▶ [Problem details]
How many lines in the listing below hold the word "minimum"? Answer with the number only.

▶ [Records to process]

• • • • • • •

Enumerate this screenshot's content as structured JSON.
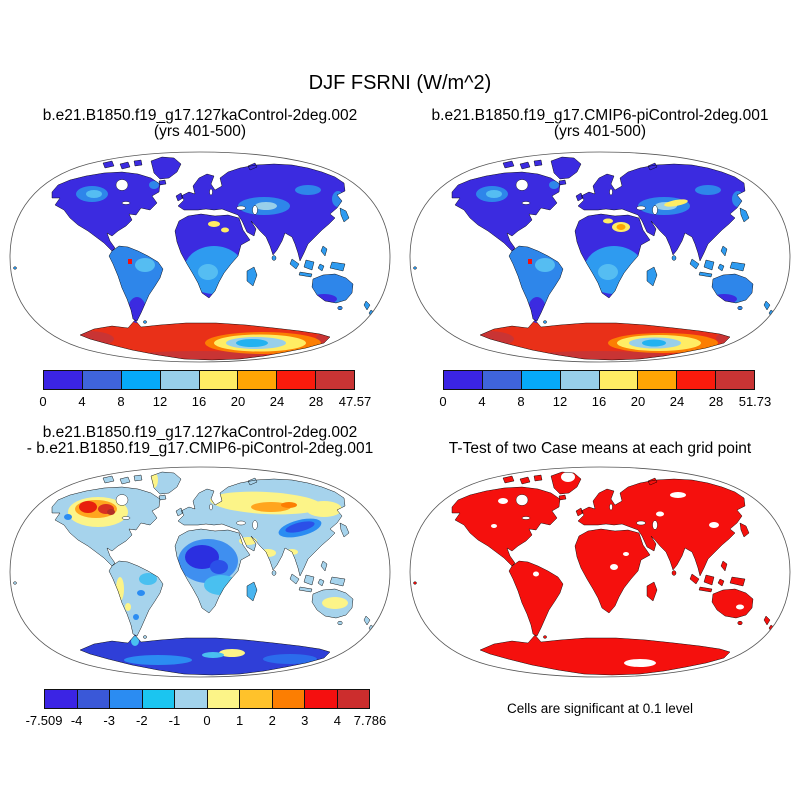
{
  "figure": {
    "title": "DJF FSRNI (W/m^2)",
    "background": "#ffffff",
    "projection": "robinson"
  },
  "panels": [
    {
      "name": "case1",
      "title_line1": "b.e21.B1850.f19_g17.127kaControl-2deg.002",
      "title_line2": "(yrs 401-500)",
      "colorbar": {
        "labels": [
          "0",
          "4",
          "8",
          "12",
          "16",
          "20",
          "24",
          "28",
          "47.57"
        ],
        "colors": [
          "#3B24E4",
          "#3F64DB",
          "#06A9F9",
          "#98CFEA",
          "#FFED64",
          "#FFA404",
          "#FA1B0C",
          "#C93434"
        ]
      }
    },
    {
      "name": "case2",
      "title_line1": "b.e21.B1850.f19_g17.CMIP6-piControl-2deg.001",
      "title_line2": "(yrs 401-500)",
      "colorbar": {
        "labels": [
          "0",
          "4",
          "8",
          "12",
          "16",
          "20",
          "24",
          "28",
          "51.73"
        ],
        "colors": [
          "#3B24E4",
          "#3F64DB",
          "#06A9F9",
          "#98CFEA",
          "#FFED64",
          "#FFA404",
          "#FA1B0C",
          "#C93434"
        ]
      }
    },
    {
      "name": "difference",
      "title_line1": "b.e21.B1850.f19_g17.127kaControl-2deg.002",
      "title_line2": "- b.e21.B1850.f19_g17.CMIP6-piControl-2deg.001",
      "colorbar": {
        "labels": [
          "-7.509",
          "-4",
          "-3",
          "-2",
          "-1",
          "0",
          "1",
          "2",
          "3",
          "4",
          "7.786"
        ],
        "colors": [
          "#3B24E4",
          "#3A58D8",
          "#2B8CF2",
          "#1BC5F0",
          "#A2D3EC",
          "#FCF488",
          "#FFC22B",
          "#FC7E02",
          "#F50F0F",
          "#CC2D2D"
        ]
      }
    },
    {
      "name": "ttest",
      "title_line1": "T-Test of two Case means at each grid point",
      "footnote": "Cells are significant at 0.1 level",
      "significant_color": "#F5100D"
    }
  ],
  "chart_data": [
    {
      "type": "heatmap",
      "panel": "top-left",
      "title": "b.e21.B1850.f19_g17.127kaControl-2deg.002 (yrs 401-500)",
      "variable": "DJF FSRNI",
      "units": "W/m^2",
      "colorbar_boundaries": [
        0,
        4,
        8,
        12,
        16,
        20,
        24,
        28
      ],
      "range_min": 0,
      "range_max": 47.57,
      "palette": [
        "#3B24E4",
        "#3F64DB",
        "#06A9F9",
        "#98CFEA",
        "#FFED64",
        "#FFA404",
        "#FA1B0C",
        "#C93434"
      ],
      "legend_position": "bottom",
      "visual_summary": "Land mostly 0-12 (blue shades); lighter blues over South America, southern Africa, Maritime Continent; small yellow spots in Sahara; red cell in Andes; Antarctica 24 to >28 (red/brick) with concentric orange-yellow-light blue interior minimum"
    },
    {
      "type": "heatmap",
      "panel": "top-right",
      "title": "b.e21.B1850.f19_g17.CMIP6-piControl-2deg.001 (yrs 401-500)",
      "variable": "DJF FSRNI",
      "units": "W/m^2",
      "colorbar_boundaries": [
        0,
        4,
        8,
        12,
        16,
        20,
        24,
        28
      ],
      "range_min": 0,
      "range_max": 51.73,
      "palette": [
        "#3B24E4",
        "#3F64DB",
        "#06A9F9",
        "#98CFEA",
        "#FFED64",
        "#FFA404",
        "#FA1B0C",
        "#C93434"
      ],
      "legend_position": "bottom",
      "visual_summary": "Pattern like top-left; orange/yellow patch in central Sahara, yellow streak in central Asia, Antarctica red with smaller blue interior minimum"
    },
    {
      "type": "heatmap",
      "panel": "bottom-left",
      "title": "b.e21.B1850.f19_g17.127kaControl-2deg.002 - b.e21.B1850.f19_g17.CMIP6-piControl-2deg.001",
      "variable": "DJF FSRNI difference",
      "units": "W/m^2",
      "colorbar_boundaries": [
        -4,
        -3,
        -2,
        -1,
        0,
        1,
        2,
        3,
        4
      ],
      "range_min": -7.509,
      "range_max": 7.786,
      "palette": [
        "#3B24E4",
        "#3A58D8",
        "#2B8CF2",
        "#1BC5F0",
        "#A2D3EC",
        "#FCF488",
        "#FFC22B",
        "#FC7E02",
        "#F50F0F",
        "#CC2D2D"
      ],
      "legend_position": "bottom",
      "visual_summary": "Land mostly -1 to 0 (pale blue); +2 to +4 (orange/red) over central North America; +1 to +2 (yellow/orange) band across northern Eurasia; -2 to -4 (dark blue) over West/Central Africa and central Asia; Antarctica -3 to -4 (dark blue) with small positive yellow spot"
    },
    {
      "type": "heatmap",
      "panel": "bottom-right",
      "title": "T-Test of two Case means at each grid point",
      "note": "Cells are significant at 0.1 level",
      "significance_level": 0.1,
      "significant_color": "#F5100D",
      "visual_summary": "Nearly all land cells significant (solid red) with scattered non-significant white holes"
    }
  ]
}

• • • • • • •

▶ [Output]
2